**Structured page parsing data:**
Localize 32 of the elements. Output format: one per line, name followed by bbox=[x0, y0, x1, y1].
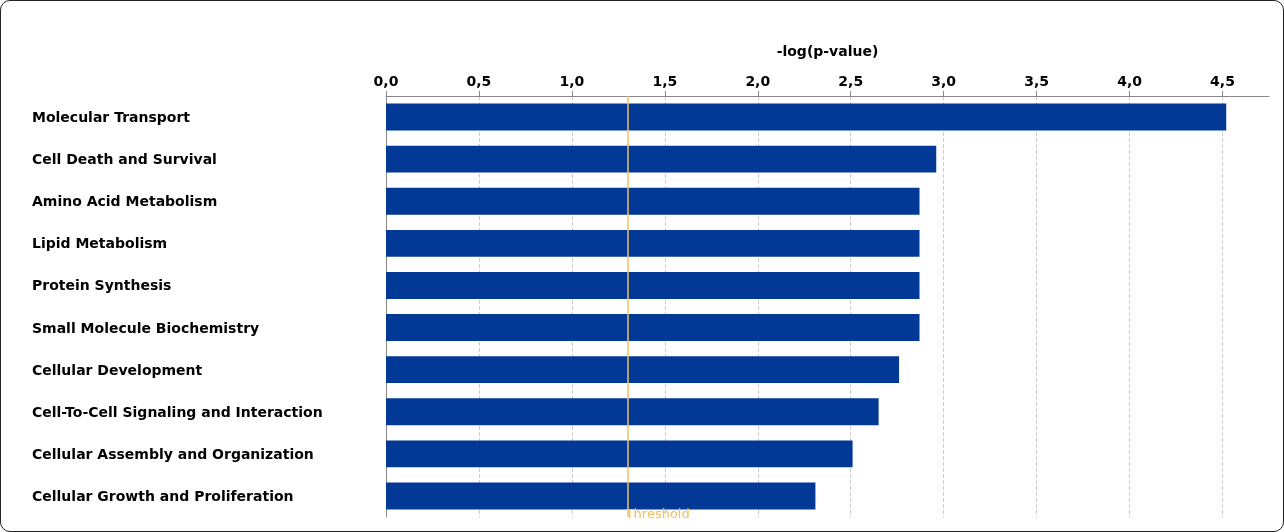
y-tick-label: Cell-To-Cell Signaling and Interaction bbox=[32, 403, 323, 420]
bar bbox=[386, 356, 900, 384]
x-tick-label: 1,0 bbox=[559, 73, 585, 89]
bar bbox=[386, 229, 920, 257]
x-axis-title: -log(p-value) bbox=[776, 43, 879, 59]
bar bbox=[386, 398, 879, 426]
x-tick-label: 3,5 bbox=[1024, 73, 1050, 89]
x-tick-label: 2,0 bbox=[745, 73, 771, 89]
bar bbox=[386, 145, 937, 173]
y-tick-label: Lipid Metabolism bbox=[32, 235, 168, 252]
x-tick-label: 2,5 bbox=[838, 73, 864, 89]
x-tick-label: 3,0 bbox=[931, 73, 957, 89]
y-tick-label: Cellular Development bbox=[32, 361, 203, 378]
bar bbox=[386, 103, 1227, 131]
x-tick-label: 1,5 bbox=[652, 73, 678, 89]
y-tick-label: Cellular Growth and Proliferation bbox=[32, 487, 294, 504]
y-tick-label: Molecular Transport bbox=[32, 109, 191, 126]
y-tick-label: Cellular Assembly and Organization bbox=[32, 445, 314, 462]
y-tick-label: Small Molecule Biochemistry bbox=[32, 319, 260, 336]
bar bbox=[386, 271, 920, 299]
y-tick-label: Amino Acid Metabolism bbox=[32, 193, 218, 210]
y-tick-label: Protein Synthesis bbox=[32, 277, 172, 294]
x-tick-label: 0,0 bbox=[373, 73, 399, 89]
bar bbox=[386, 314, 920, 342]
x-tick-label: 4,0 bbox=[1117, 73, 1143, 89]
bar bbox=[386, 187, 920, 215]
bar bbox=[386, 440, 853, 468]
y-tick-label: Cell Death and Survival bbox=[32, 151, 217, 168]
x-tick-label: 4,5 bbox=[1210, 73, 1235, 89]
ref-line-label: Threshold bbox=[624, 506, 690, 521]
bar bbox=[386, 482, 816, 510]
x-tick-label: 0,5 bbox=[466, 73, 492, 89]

**YOUR TASK:**
Every record above needs to be repeated exactly; pictures are to be left out.

**EXERCISE RESPONSE:**
Localize 32 of the elements. Output format: one per line, name followed by bbox=[x0, y0, x1, y1].
y-tick-label: Cell-To-Cell Signaling and Interaction bbox=[32, 403, 323, 420]
bar bbox=[386, 356, 900, 384]
x-tick-label: 1,0 bbox=[559, 73, 585, 89]
bar bbox=[386, 229, 920, 257]
x-axis-title: -log(p-value) bbox=[776, 43, 879, 59]
bar bbox=[386, 398, 879, 426]
x-tick-label: 3,5 bbox=[1024, 73, 1050, 89]
x-tick-label: 2,0 bbox=[745, 73, 771, 89]
bar bbox=[386, 145, 937, 173]
y-tick-label: Lipid Metabolism bbox=[32, 235, 168, 252]
x-tick-label: 2,5 bbox=[838, 73, 864, 89]
x-tick-label: 3,0 bbox=[931, 73, 957, 89]
y-tick-label: Cellular Development bbox=[32, 361, 203, 378]
bar bbox=[386, 103, 1227, 131]
x-tick-label: 1,5 bbox=[652, 73, 678, 89]
y-tick-label: Cellular Growth and Proliferation bbox=[32, 487, 294, 504]
y-tick-label: Molecular Transport bbox=[32, 109, 191, 126]
y-tick-label: Cellular Assembly and Organization bbox=[32, 445, 314, 462]
y-tick-label: Small Molecule Biochemistry bbox=[32, 319, 260, 336]
bar bbox=[386, 271, 920, 299]
y-tick-label: Amino Acid Metabolism bbox=[32, 193, 218, 210]
y-tick-label: Protein Synthesis bbox=[32, 277, 172, 294]
x-tick-label: 0,0 bbox=[373, 73, 399, 89]
bar bbox=[386, 314, 920, 342]
x-tick-label: 4,0 bbox=[1117, 73, 1143, 89]
bar bbox=[386, 187, 920, 215]
bar bbox=[386, 440, 853, 468]
y-tick-label: Cell Death and Survival bbox=[32, 151, 217, 168]
x-tick-label: 4,5 bbox=[1210, 73, 1235, 89]
ref-line-label: Threshold bbox=[624, 506, 690, 521]
bar bbox=[386, 482, 816, 510]
x-tick-label: 0,5 bbox=[466, 73, 492, 89]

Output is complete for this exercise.